(Excerpts from a figure dataset)
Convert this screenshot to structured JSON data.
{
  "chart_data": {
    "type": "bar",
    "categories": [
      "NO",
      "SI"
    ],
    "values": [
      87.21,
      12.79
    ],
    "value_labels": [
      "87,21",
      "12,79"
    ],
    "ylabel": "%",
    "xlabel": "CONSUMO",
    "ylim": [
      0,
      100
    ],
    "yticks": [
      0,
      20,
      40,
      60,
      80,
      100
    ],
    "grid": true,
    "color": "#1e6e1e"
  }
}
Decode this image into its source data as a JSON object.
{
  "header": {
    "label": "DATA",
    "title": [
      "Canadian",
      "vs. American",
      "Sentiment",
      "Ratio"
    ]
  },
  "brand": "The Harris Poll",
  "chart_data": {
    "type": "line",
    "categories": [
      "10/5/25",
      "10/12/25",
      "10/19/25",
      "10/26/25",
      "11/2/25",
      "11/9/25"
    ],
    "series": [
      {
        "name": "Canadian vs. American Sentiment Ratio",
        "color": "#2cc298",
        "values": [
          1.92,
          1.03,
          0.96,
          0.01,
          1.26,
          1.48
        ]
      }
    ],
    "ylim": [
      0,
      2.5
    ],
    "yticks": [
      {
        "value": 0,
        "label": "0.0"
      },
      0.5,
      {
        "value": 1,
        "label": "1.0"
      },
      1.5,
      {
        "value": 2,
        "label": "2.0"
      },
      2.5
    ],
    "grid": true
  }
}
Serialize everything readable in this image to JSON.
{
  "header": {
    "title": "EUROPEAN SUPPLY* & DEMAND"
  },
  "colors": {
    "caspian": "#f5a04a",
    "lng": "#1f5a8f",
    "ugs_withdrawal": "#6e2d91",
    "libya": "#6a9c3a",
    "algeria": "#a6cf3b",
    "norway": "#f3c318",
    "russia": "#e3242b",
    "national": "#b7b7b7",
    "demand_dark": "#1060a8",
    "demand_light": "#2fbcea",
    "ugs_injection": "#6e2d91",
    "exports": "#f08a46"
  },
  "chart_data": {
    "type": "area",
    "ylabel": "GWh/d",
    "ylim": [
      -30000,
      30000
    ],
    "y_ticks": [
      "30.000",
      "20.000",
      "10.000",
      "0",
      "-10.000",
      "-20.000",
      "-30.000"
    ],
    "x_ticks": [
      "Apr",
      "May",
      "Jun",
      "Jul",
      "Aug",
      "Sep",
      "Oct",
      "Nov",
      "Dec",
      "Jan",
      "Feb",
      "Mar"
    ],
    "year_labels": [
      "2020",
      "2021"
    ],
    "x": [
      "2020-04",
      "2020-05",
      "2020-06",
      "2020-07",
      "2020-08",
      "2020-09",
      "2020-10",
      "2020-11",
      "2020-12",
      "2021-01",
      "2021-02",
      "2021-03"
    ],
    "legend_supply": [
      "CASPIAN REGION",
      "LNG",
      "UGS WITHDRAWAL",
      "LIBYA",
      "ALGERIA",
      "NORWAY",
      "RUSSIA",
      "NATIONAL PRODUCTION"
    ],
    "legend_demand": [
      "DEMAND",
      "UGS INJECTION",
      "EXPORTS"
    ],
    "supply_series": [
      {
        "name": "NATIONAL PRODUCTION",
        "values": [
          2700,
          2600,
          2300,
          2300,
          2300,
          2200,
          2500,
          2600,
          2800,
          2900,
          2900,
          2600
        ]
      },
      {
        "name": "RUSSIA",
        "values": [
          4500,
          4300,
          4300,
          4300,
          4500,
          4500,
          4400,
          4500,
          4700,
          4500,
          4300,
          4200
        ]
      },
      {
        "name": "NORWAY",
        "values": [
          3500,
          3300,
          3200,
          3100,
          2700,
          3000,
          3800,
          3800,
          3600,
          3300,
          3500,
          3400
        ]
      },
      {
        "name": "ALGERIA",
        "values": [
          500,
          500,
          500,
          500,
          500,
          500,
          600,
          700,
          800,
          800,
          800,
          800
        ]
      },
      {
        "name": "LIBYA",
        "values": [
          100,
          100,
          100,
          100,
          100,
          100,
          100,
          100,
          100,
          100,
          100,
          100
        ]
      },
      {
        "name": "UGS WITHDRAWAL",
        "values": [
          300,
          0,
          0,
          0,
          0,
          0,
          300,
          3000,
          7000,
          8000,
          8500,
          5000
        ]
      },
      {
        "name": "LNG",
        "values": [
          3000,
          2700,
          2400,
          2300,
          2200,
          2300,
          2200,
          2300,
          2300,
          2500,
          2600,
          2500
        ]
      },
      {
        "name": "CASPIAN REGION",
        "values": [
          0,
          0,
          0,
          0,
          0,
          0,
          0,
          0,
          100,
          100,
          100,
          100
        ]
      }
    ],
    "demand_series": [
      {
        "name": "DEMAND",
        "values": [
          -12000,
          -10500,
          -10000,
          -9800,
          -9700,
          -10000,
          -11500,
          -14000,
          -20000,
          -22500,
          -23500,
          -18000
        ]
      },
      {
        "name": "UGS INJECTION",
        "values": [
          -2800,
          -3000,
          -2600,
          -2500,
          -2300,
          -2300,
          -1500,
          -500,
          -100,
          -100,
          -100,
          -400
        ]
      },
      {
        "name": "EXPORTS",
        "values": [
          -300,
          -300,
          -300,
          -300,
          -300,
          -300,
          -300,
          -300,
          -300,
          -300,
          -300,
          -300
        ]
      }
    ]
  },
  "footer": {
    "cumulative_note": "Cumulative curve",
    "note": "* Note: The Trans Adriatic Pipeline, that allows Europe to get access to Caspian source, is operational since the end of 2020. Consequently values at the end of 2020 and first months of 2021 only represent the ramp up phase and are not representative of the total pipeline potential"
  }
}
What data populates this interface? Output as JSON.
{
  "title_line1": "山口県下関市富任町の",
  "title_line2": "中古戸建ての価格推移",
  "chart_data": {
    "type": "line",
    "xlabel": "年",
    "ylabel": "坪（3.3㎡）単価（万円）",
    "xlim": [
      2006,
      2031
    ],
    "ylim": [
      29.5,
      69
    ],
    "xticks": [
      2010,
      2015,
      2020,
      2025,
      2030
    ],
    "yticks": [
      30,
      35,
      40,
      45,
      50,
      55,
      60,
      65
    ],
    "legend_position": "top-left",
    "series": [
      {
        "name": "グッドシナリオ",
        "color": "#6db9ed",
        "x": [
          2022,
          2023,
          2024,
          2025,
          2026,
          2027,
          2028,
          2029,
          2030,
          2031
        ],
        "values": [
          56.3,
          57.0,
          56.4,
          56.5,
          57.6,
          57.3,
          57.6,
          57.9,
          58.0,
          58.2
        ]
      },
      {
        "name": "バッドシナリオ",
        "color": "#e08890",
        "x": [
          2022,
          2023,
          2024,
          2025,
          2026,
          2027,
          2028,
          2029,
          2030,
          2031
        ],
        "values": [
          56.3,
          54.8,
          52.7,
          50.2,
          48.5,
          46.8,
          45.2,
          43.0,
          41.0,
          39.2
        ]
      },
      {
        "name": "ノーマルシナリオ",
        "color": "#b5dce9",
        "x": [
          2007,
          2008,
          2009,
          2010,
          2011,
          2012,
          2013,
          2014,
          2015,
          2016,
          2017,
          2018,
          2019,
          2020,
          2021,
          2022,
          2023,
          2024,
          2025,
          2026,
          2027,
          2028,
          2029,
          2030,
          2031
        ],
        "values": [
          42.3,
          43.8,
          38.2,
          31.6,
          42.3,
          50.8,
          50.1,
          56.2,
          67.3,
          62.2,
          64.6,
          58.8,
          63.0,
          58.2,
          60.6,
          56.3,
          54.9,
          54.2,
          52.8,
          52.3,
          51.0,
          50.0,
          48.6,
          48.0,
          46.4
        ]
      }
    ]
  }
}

Exercise directions:
Retype the data in full and match it exactly.

Solution to this exercise:
Convert this screenshot to structured JSON data.
{
  "chart_data": {
    "type": "bar",
    "categories": [
      "NO",
      "SI"
    ],
    "values": [
      87.21,
      12.79
    ],
    "value_labels": [
      "87,21",
      "12,79"
    ],
    "ylabel": "%",
    "xlabel": "CONSUMO",
    "ylim": [
      0,
      100
    ],
    "yticks": [
      0,
      20,
      40,
      60,
      80,
      100
    ],
    "grid": true,
    "color": "#1e6e1e"
  }
}
Decode this image into its source data as a JSON object.
{
  "header": {
    "label": "DATA",
    "title": [
      "Canadian",
      "vs. American",
      "Sentiment",
      "Ratio"
    ]
  },
  "brand": "The Harris Poll",
  "chart_data": {
    "type": "line",
    "categories": [
      "10/5/25",
      "10/12/25",
      "10/19/25",
      "10/26/25",
      "11/2/25",
      "11/9/25"
    ],
    "series": [
      {
        "name": "Canadian vs. American Sentiment Ratio",
        "color": "#2cc298",
        "values": [
          1.92,
          1.03,
          0.96,
          0.01,
          1.26,
          1.48
        ]
      }
    ],
    "ylim": [
      0,
      2.5
    ],
    "yticks": [
      {
        "value": 0,
        "label": "0.0"
      },
      0.5,
      {
        "value": 1,
        "label": "1.0"
      },
      1.5,
      {
        "value": 2,
        "label": "2.0"
      },
      2.5
    ],
    "grid": true
  }
}
Serialize everything readable in this image to JSON.
{
  "header": {
    "title": "EUROPEAN SUPPLY* & DEMAND"
  },
  "colors": {
    "caspian": "#f5a04a",
    "lng": "#1f5a8f",
    "ugs_withdrawal": "#6e2d91",
    "libya": "#6a9c3a",
    "algeria": "#a6cf3b",
    "norway": "#f3c318",
    "russia": "#e3242b",
    "national": "#b7b7b7",
    "demand_dark": "#1060a8",
    "demand_light": "#2fbcea",
    "ugs_injection": "#6e2d91",
    "exports": "#f08a46"
  },
  "chart_data": {
    "type": "area",
    "ylabel": "GWh/d",
    "ylim": [
      -30000,
      30000
    ],
    "y_ticks": [
      "30.000",
      "20.000",
      "10.000",
      "0",
      "-10.000",
      "-20.000",
      "-30.000"
    ],
    "x_ticks": [
      "Apr",
      "May",
      "Jun",
      "Jul",
      "Aug",
      "Sep",
      "Oct",
      "Nov",
      "Dec",
      "Jan",
      "Feb",
      "Mar"
    ],
    "year_labels": [
      "2020",
      "2021"
    ],
    "x": [
      "2020-04",
      "2020-05",
      "2020-06",
      "2020-07",
      "2020-08",
      "2020-09",
      "2020-10",
      "2020-11",
      "2020-12",
      "2021-01",
      "2021-02",
      "2021-03"
    ],
    "legend_supply": [
      "CASPIAN REGION",
      "LNG",
      "UGS WITHDRAWAL",
      "LIBYA",
      "ALGERIA",
      "NORWAY",
      "RUSSIA",
      "NATIONAL PRODUCTION"
    ],
    "legend_demand": [
      "DEMAND",
      "UGS INJECTION",
      "EXPORTS"
    ],
    "supply_series": [
      {
        "name": "NATIONAL PRODUCTION",
        "values": [
          2700,
          2600,
          2300,
          2300,
          2300,
          2200,
          2500,
          2600,
          2800,
          2900,
          2900,
          2600
        ]
      },
      {
        "name": "RUSSIA",
        "values": [
          4500,
          4300,
          4300,
          4300,
          4500,
          4500,
          4400,
          4500,
          4700,
          4500,
          4300,
          4200
        ]
      },
      {
        "name": "NORWAY",
        "values": [
          3500,
          3300,
          3200,
          3100,
          2700,
          3000,
          3800,
          3800,
          3600,
          3300,
          3500,
          3400
        ]
      },
      {
        "name": "ALGERIA",
        "values": [
          500,
          500,
          500,
          500,
          500,
          500,
          600,
          700,
          800,
          800,
          800,
          800
        ]
      },
      {
        "name": "LIBYA",
        "values": [
          100,
          100,
          100,
          100,
          100,
          100,
          100,
          100,
          100,
          100,
          100,
          100
        ]
      },
      {
        "name": "UGS WITHDRAWAL",
        "values": [
          300,
          0,
          0,
          0,
          0,
          0,
          300,
          3000,
          7000,
          8000,
          8500,
          5000
        ]
      },
      {
        "name": "LNG",
        "values": [
          3000,
          2700,
          2400,
          2300,
          2200,
          2300,
          2200,
          2300,
          2300,
          2500,
          2600,
          2500
        ]
      },
      {
        "name": "CASPIAN REGION",
        "values": [
          0,
          0,
          0,
          0,
          0,
          0,
          0,
          0,
          100,
          100,
          100,
          100
        ]
      }
    ],
    "demand_series": [
      {
        "name": "DEMAND",
        "values": [
          -12000,
          -10500,
          -10000,
          -9800,
          -9700,
          -10000,
          -11500,
          -14000,
          -20000,
          -22500,
          -23500,
          -18000
        ]
      },
      {
        "name": "UGS INJECTION",
        "values": [
          -2800,
          -3000,
          -2600,
          -2500,
          -2300,
          -2300,
          -1500,
          -500,
          -100,
          -100,
          -100,
          -400
        ]
      },
      {
        "name": "EXPORTS",
        "values": [
          -300,
          -300,
          -300,
          -300,
          -300,
          -300,
          -300,
          -300,
          -300,
          -300,
          -300,
          -300
        ]
      }
    ]
  },
  "footer": {
    "cumulative_note": "Cumulative curve",
    "note": "* Note: The Trans Adriatic Pipeline, that allows Europe to get access to Caspian source, is operational since the end of 2020. Consequently values at the end of 2020 and first months of 2021 only represent the ramp up phase and are not representative of the total pipeline potential"
  }
}
What data populates this interface? Output as JSON.
{
  "title_line1": "山口県下関市富任町の",
  "title_line2": "中古戸建ての価格推移",
  "chart_data": {
    "type": "line",
    "xlabel": "年",
    "ylabel": "坪（3.3㎡）単価（万円）",
    "xlim": [
      2006,
      2031
    ],
    "ylim": [
      29.5,
      69
    ],
    "xticks": [
      2010,
      2015,
      2020,
      2025,
      2030
    ],
    "yticks": [
      30,
      35,
      40,
      45,
      50,
      55,
      60,
      65
    ],
    "legend_position": "top-left",
    "series": [
      {
        "name": "グッドシナリオ",
        "color": "#6db9ed",
        "x": [
          2022,
          2023,
          2024,
          2025,
          2026,
          2027,
          2028,
          2029,
          2030,
          2031
        ],
        "values": [
          56.3,
          57.0,
          56.4,
          56.5,
          57.6,
          57.3,
          57.6,
          57.9,
          58.0,
          58.2
        ]
      },
      {
        "name": "バッドシナリオ",
        "color": "#e08890",
        "x": [
          2022,
          2023,
          2024,
          2025,
          2026,
          2027,
          2028,
          2029,
          2030,
          2031
        ],
        "values": [
          56.3,
          54.8,
          52.7,
          50.2,
          48.5,
          46.8,
          45.2,
          43.0,
          41.0,
          39.2
        ]
      },
      {
        "name": "ノーマルシナリオ",
        "color": "#b5dce9",
        "x": [
          2007,
          2008,
          2009,
          2010,
          2011,
          2012,
          2013,
          2014,
          2015,
          2016,
          2017,
          2018,
          2019,
          2020,
          2021,
          2022,
          2023,
          2024,
          2025,
          2026,
          2027,
          2028,
          2029,
          2030,
          2031
        ],
        "values": [
          42.3,
          43.8,
          38.2,
          31.6,
          42.3,
          50.8,
          50.1,
          56.2,
          67.3,
          62.2,
          64.6,
          58.8,
          63.0,
          58.2,
          60.6,
          56.3,
          54.9,
          54.2,
          52.8,
          52.3,
          51.0,
          50.0,
          48.6,
          48.0,
          46.4
        ]
      }
    ]
  }
}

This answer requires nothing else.